• [INPUT RECORDS]
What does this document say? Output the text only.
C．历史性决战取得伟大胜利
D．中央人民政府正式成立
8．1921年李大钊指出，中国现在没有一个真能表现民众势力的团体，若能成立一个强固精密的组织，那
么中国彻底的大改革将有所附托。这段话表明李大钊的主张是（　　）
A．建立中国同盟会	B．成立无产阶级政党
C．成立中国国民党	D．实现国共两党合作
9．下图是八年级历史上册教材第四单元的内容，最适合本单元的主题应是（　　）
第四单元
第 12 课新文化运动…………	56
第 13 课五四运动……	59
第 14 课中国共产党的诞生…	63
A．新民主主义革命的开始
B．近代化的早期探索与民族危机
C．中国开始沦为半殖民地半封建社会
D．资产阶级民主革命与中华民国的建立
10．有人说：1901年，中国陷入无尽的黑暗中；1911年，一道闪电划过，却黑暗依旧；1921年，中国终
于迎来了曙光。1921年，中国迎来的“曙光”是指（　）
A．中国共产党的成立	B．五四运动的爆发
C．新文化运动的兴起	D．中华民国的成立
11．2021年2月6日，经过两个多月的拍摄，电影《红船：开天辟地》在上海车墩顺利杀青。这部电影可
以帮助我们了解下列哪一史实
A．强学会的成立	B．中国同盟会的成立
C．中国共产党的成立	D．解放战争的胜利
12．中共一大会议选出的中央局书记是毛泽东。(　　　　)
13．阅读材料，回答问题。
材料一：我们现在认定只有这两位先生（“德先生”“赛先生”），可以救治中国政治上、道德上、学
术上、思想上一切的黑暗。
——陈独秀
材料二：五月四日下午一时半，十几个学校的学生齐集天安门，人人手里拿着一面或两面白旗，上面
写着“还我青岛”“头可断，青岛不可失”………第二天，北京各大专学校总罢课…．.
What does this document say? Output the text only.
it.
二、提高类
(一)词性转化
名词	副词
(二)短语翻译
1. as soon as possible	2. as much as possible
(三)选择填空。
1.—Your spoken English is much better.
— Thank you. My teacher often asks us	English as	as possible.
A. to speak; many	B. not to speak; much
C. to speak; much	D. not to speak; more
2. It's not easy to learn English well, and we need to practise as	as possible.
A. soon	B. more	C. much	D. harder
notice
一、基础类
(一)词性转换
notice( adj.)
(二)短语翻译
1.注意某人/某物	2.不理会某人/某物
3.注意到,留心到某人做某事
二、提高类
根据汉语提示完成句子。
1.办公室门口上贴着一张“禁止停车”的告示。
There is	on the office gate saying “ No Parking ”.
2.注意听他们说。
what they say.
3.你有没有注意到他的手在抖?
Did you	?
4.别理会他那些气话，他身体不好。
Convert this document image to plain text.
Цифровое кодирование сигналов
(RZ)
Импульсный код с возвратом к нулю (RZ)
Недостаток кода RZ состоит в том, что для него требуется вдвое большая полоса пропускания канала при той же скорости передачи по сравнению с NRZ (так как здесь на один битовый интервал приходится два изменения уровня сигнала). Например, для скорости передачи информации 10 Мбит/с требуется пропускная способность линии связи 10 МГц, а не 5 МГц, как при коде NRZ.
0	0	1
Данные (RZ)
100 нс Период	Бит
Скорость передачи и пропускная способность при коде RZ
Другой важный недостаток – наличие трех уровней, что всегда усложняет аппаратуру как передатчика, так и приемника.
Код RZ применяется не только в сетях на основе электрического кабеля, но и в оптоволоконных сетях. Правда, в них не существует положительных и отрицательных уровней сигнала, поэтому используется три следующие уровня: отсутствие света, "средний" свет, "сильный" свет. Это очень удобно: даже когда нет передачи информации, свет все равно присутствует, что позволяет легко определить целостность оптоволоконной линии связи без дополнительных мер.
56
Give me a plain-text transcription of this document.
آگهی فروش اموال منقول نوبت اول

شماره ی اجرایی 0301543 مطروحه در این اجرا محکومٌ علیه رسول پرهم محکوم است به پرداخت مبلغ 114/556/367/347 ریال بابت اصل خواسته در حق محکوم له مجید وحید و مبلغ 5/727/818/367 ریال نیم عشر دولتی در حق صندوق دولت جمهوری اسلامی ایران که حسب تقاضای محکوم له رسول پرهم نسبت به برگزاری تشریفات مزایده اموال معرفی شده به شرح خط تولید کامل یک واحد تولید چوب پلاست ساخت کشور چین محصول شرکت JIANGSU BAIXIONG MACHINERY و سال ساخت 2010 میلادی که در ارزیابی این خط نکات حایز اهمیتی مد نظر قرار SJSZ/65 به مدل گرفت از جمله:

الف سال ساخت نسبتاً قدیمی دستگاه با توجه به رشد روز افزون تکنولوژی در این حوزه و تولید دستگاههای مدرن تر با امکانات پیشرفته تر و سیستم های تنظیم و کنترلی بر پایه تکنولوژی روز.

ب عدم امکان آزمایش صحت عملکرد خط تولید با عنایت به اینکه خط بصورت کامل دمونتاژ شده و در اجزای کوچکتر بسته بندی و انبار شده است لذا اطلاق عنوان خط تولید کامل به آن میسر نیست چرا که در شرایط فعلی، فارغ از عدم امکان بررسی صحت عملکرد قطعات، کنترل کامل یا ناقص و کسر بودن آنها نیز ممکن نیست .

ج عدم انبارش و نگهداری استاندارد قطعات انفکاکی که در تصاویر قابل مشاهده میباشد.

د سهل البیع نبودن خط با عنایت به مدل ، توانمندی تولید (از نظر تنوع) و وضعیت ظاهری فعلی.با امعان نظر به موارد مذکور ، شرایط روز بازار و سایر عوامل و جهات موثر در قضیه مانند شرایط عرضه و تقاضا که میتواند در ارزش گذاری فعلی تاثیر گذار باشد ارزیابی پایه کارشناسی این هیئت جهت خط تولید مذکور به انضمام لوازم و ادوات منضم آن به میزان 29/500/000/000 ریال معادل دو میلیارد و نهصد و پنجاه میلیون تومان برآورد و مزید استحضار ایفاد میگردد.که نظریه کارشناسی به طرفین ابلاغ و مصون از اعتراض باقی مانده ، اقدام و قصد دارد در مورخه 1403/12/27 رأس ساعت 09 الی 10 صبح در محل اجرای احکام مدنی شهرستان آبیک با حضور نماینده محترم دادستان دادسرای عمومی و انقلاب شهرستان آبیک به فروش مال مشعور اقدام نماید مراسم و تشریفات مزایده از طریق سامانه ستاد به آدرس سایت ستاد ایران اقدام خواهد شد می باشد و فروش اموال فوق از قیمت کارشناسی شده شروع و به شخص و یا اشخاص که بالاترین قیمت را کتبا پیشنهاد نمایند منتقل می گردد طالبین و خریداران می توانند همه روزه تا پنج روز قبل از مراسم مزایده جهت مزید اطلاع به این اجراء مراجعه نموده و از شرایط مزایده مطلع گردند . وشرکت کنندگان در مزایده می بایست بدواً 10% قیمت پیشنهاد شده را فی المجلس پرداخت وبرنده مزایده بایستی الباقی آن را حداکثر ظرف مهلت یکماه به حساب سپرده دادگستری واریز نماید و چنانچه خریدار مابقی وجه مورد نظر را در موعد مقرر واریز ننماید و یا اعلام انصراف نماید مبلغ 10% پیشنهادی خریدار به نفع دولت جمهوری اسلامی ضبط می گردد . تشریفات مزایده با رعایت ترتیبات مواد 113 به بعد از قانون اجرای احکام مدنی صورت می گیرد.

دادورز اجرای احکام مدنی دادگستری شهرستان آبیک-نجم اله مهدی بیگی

• [REQUIRED WORK]
The word "text" appears in how many lines of the data? Answer with only the number.

• [TASK SOLUTION]
4